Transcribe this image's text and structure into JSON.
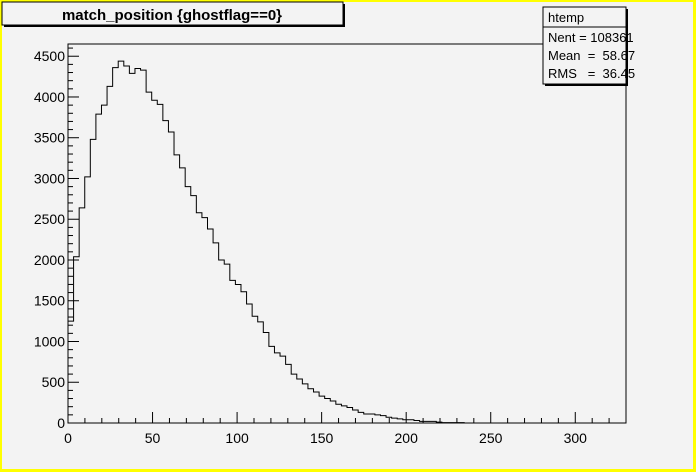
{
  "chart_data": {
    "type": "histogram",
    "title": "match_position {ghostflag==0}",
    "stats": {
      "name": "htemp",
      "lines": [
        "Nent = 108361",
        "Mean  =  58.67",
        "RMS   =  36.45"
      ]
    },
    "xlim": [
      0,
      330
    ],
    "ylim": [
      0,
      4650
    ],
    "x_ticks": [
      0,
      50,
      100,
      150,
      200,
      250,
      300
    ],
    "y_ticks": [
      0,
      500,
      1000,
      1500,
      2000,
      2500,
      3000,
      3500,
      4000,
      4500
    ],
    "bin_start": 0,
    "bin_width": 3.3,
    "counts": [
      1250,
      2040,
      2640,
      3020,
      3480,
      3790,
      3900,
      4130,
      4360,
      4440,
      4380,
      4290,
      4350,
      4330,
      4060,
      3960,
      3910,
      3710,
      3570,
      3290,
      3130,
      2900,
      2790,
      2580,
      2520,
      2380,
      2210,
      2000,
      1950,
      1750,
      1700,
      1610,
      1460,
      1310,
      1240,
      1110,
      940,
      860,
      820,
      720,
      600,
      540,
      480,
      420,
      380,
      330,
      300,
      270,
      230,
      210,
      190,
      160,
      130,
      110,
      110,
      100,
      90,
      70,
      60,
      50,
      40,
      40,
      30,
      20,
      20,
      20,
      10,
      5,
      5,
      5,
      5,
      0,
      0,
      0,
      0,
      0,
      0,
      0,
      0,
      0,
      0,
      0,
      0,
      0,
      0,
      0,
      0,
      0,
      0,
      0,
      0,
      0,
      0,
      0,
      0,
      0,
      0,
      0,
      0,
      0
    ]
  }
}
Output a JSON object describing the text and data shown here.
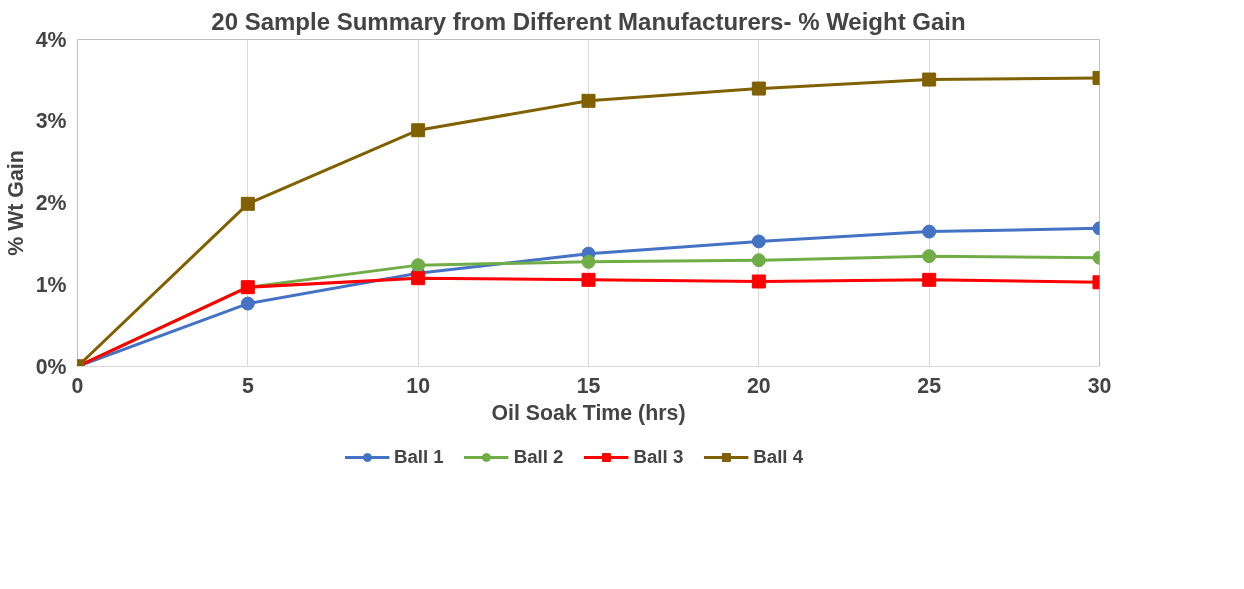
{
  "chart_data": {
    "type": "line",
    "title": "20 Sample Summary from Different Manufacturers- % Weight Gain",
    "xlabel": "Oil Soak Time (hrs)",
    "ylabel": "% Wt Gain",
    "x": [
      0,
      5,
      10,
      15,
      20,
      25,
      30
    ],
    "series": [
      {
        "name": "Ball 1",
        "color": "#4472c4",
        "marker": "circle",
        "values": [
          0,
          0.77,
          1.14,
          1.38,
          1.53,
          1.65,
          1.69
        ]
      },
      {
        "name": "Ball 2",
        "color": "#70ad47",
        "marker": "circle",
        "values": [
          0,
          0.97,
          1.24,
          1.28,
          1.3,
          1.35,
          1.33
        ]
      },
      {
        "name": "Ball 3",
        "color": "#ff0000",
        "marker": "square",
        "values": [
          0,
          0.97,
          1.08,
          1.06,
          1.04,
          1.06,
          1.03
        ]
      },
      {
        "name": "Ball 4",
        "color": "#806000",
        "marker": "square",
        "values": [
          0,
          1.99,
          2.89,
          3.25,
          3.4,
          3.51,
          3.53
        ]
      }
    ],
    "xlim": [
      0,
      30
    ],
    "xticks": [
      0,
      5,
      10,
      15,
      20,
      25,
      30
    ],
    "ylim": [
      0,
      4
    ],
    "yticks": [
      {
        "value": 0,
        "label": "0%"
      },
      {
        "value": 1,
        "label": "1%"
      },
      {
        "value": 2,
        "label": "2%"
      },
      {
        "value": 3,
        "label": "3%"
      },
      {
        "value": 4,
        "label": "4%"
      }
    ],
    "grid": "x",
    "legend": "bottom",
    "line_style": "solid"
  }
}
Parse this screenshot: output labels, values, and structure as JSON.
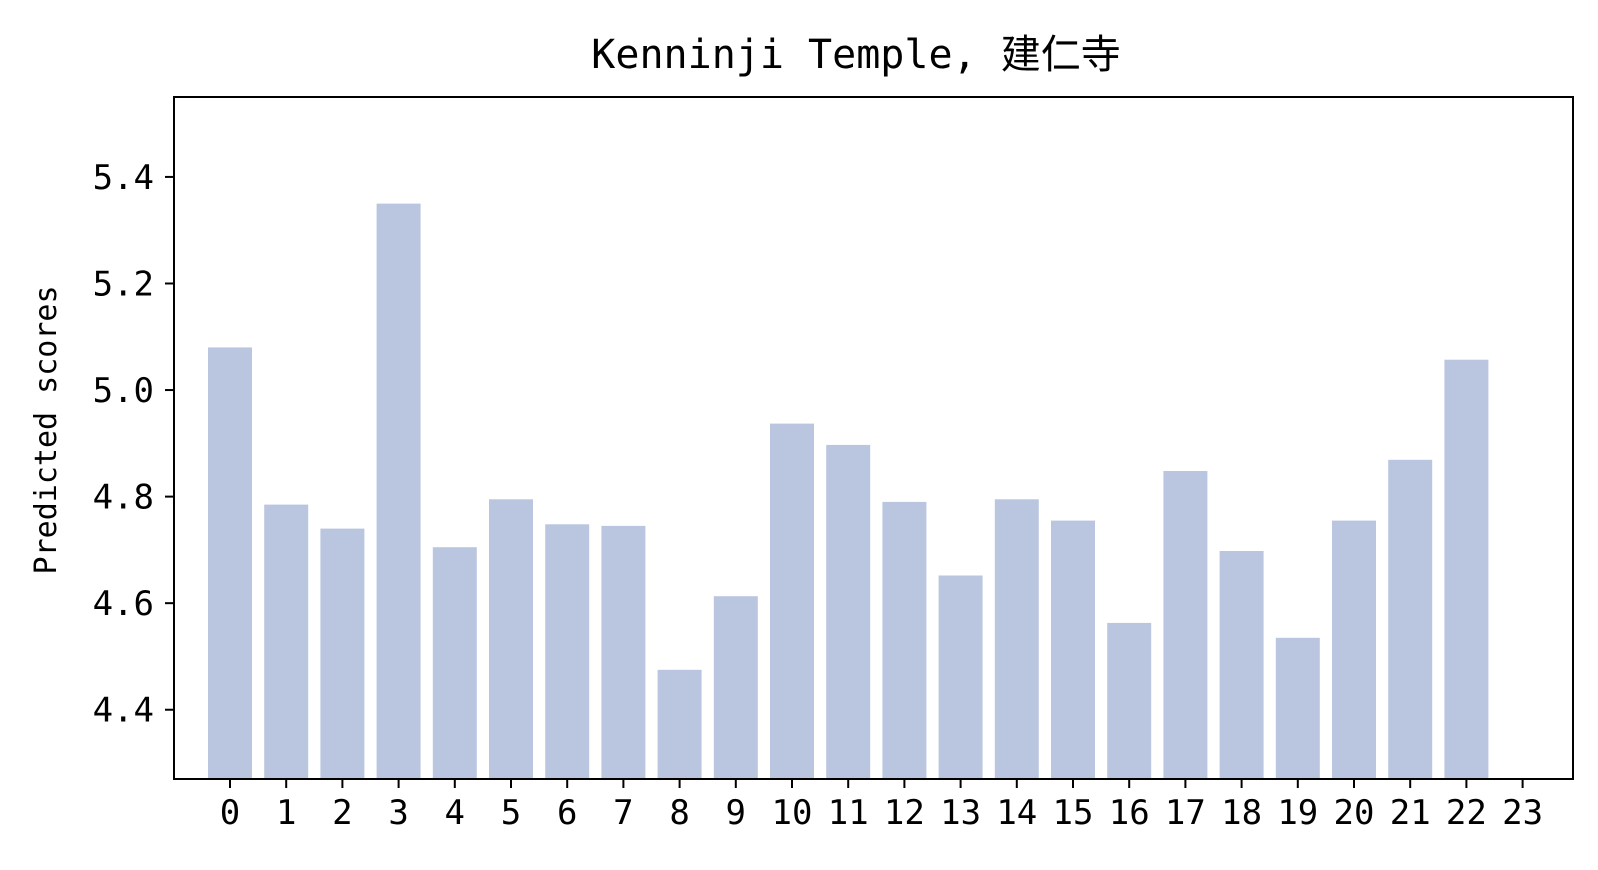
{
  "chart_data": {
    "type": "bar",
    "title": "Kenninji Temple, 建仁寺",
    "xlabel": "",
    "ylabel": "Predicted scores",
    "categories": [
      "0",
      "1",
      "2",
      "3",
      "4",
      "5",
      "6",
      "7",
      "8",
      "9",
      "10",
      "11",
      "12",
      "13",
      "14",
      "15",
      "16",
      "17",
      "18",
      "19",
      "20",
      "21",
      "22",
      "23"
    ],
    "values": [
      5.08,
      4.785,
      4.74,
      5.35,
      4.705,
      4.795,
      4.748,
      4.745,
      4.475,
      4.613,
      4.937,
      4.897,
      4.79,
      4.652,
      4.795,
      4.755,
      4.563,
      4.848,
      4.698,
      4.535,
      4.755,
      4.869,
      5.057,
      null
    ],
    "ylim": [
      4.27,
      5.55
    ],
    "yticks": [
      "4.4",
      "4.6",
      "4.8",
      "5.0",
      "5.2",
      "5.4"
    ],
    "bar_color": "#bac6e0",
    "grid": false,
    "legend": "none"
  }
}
_ _ _
:: EXERCISE AIM ::
Say how many lines of the data hold the string "Gain". Reply with the number alone.

:: THE SOLUTION ::
2